Your instructions:
Where in the records does the word "Genomförandeförordning" appear? Copy each line that holds it.

Supplied material:
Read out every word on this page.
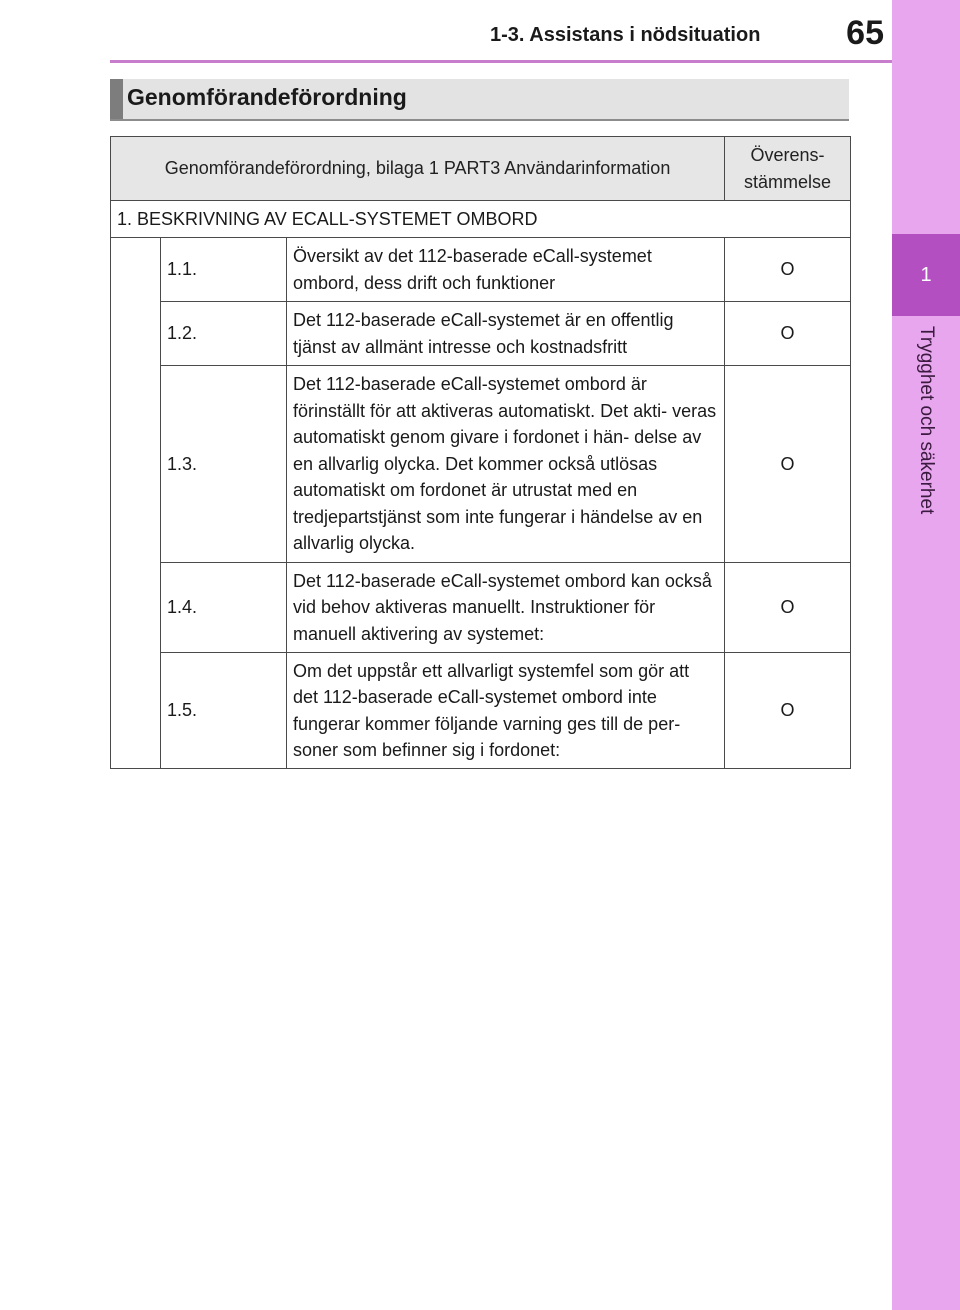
1-3. Assistans i nödsituation	65
1
Trygghet och säkerhet
Genomförandeförordning
Genomförandeförordning, bilaga 1 PART3 Användarinformation			Överens-
stämmelse
1. BESKRIVNING AV ECALL-SYSTEMET OMBORD			
	1.1.	Översikt av det 112-baserade eCall-systemet ombord, dess drift och funktioner	O
	1.2.	Det 112-baserade eCall-systemet är en offentlig tjänst av allmänt intresse och kostnadsfritt	O
	1.3.	Det 112-baserade eCall-systemet ombord är förinställt för att aktiveras automatiskt. Det akti- veras automatiskt genom givare i fordonet i hän- delse av en allvarlig olycka. Det kommer också utlösas automatiskt om fordonet är utrustat med en tredjepartstjänst som inte fungerar i händelse av en allvarlig olycka.	O
	1.4.	Det 112-baserade eCall-systemet ombord kan också vid behov aktiveras manuellt. Instruktioner för manuell aktivering av systemet:	O
	1.5.	Om det uppstår ett allvarligt systemfel som gör att det 112-baserade eCall-systemet ombord inte fungerar kommer följande varning ges till de per- soner som befinner sig i fordonet:	O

The completed task:
Genomförandeförordning
Genomförandeförordning, bilaga 1 PART3 Användarinformation			Överens-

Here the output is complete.